- Born: January 10, 1999 (age 27) Buenos Aires, Argentina
- Education: ORT Argentina
- Occupations: Entrepreneur and speaker
- Known for: CEO and founder of Asteroid Technologies
- Notable work: Háblalo app

= Mateo Salvatto =

Argentinian entrepreneur (born 1999)

Mateo Nicolás Salvatto (born January 10, 1999) is an Argentine technology entrepreneur specialized in robotics, founder of Asteroid Technologies and creator of the app Háblalo, which eases communication for people with speech and talk difficulties.

He is co-author of the books La Batalla del Futuro: Algo en qué creer (The Battle of the Future: Something to believe in) and País de Mierda: Ideas y Reflexiones sobre el Mejor País del Mundo (Country of Shit: Ideas and Reflections on the Best Country in the World).

== Career ==
=== Asteroid Technologies and Háblalo ===
Mateo Salvatto studied electronics in high school and became a Systems analyst at the ORT Technological Institute of Argentina.
------------------------------------------------------------------------
### Requirement A:
Can you quote the stretch of the Mateo Salvatto article from "Mateo Nicolás Salvatto" through "Institute of Argentina." word for word?
### Requirement B:
In the Mateo Salvatto article, what does the Háblalo app do?
------------------------------------------------------------------------
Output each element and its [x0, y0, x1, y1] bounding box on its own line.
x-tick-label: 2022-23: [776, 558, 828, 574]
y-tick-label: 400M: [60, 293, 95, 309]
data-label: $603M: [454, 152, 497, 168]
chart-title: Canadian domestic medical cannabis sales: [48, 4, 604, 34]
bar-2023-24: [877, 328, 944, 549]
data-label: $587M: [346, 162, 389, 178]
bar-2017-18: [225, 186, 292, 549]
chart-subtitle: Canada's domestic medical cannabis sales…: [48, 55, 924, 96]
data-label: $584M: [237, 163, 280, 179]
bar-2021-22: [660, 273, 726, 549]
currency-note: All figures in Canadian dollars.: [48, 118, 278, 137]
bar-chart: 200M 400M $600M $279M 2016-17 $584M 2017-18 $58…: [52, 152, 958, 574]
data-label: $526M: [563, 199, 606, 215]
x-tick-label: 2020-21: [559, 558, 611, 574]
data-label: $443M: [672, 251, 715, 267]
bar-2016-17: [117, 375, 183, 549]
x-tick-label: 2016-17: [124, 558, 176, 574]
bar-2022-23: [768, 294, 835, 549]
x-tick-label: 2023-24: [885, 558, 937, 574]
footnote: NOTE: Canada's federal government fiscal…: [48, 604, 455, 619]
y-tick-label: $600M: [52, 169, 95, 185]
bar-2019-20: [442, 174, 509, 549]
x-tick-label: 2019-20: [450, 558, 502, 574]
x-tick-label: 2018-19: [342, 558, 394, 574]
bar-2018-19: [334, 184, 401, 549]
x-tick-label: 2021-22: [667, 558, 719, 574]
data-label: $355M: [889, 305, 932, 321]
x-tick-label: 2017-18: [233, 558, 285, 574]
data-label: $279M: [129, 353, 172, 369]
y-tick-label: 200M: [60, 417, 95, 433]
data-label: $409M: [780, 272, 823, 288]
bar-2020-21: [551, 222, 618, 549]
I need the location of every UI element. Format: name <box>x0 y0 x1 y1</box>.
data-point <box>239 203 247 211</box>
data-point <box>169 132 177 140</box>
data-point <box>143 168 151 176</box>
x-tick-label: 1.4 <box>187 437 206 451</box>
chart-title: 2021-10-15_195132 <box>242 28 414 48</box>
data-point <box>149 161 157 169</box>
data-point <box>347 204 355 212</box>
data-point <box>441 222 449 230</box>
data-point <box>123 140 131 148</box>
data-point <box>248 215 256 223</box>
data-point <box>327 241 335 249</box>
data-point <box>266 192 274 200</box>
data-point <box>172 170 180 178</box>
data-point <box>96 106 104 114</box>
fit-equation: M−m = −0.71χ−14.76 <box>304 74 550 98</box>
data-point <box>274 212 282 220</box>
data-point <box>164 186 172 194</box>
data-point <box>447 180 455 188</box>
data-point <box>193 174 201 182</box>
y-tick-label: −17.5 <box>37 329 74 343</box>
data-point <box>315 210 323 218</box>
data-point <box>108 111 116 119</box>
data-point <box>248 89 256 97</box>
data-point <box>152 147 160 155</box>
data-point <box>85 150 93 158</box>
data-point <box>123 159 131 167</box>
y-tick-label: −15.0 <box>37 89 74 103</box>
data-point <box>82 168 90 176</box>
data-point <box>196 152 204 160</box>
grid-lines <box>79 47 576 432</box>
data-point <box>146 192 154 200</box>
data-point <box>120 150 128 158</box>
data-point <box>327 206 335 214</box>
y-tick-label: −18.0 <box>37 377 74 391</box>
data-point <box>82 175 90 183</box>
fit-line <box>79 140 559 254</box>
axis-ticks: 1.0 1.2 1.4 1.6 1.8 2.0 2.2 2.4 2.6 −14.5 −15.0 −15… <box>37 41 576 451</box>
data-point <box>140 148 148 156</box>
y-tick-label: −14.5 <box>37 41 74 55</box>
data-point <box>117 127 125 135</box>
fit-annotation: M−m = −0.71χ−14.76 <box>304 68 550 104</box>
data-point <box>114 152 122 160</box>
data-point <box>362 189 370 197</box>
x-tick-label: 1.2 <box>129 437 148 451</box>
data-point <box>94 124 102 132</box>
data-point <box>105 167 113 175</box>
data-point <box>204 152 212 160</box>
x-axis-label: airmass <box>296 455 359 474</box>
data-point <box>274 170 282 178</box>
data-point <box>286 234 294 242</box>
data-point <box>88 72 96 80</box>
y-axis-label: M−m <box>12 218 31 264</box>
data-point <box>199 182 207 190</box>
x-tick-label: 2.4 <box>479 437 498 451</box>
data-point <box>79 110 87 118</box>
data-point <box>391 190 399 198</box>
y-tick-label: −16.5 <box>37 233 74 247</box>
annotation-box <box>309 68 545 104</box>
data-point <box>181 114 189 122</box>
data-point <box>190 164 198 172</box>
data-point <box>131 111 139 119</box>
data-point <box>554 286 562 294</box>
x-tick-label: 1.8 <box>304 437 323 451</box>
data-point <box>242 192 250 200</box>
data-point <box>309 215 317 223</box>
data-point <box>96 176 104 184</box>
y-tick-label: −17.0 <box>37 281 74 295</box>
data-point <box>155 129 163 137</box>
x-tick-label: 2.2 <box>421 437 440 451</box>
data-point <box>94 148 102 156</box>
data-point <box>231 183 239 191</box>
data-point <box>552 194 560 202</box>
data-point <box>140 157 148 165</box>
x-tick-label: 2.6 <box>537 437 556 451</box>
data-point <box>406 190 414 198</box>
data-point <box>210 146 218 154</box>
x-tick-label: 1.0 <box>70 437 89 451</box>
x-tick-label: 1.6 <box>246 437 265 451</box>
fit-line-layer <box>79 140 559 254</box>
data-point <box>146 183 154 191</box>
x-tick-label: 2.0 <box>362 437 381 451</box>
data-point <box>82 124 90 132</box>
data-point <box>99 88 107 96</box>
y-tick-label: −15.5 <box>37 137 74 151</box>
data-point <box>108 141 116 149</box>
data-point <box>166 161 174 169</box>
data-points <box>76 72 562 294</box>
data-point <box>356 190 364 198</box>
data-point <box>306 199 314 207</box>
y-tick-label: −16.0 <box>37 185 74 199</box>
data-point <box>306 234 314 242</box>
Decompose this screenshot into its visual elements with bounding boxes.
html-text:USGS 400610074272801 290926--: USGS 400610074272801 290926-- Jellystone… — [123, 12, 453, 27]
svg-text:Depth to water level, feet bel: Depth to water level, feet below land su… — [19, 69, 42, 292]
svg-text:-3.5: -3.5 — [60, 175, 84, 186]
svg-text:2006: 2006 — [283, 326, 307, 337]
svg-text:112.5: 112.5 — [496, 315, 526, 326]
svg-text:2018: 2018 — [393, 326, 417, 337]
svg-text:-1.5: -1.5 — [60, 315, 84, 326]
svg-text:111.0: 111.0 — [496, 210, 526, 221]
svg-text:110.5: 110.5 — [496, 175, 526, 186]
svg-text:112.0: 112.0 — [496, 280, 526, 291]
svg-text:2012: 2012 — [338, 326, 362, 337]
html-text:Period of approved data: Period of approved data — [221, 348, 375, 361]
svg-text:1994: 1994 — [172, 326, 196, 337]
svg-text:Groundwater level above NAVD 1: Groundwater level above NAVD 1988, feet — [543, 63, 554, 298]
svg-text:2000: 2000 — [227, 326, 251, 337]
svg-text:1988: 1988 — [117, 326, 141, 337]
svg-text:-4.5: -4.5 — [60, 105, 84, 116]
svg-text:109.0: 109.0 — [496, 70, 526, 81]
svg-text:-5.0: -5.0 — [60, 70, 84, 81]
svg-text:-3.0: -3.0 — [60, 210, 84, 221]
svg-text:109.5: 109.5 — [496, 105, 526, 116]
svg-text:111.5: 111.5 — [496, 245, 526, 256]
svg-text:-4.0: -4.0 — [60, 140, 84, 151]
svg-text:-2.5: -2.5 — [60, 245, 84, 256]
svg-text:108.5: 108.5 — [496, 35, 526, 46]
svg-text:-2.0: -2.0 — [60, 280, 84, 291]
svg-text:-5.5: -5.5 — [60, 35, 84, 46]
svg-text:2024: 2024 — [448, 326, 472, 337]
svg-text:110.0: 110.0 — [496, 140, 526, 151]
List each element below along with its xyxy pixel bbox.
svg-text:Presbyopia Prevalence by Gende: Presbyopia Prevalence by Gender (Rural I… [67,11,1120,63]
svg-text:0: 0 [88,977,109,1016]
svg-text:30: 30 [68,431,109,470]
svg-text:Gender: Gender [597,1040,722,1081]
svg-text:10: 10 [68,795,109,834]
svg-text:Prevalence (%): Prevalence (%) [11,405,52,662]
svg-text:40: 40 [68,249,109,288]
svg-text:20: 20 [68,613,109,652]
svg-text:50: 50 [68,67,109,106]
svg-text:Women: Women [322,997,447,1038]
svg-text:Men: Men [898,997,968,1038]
------------------------------------------------------------------------
### Written answer A:
Mateo Nicolás Salvatto (born January 10, 1999) is an Argentine technology entrepreneur specialized in robotics, founder of Asteroid Technologies and creator of the app Háblalo, which eases communication for people with speech and talk difficulties.

He is co-author of the books La Batalla del Futuro: Algo en qué creer (The Battle of the Future: Something to believe in) and País de Mierda: Ideas y Reflexiones sobre el Mejor País del Mundo (Country of Shit: Ideas and Reflections on the Best Country in the World).

== Career ==
=== Asteroid Technologies and Háblalo ===
Mateo Salvatto studied electronics in high school and became a Systems analyst at the ORT Technological Institute of Argentina.

### Written answer B:
It eases communication for people with speech and talk difficulties.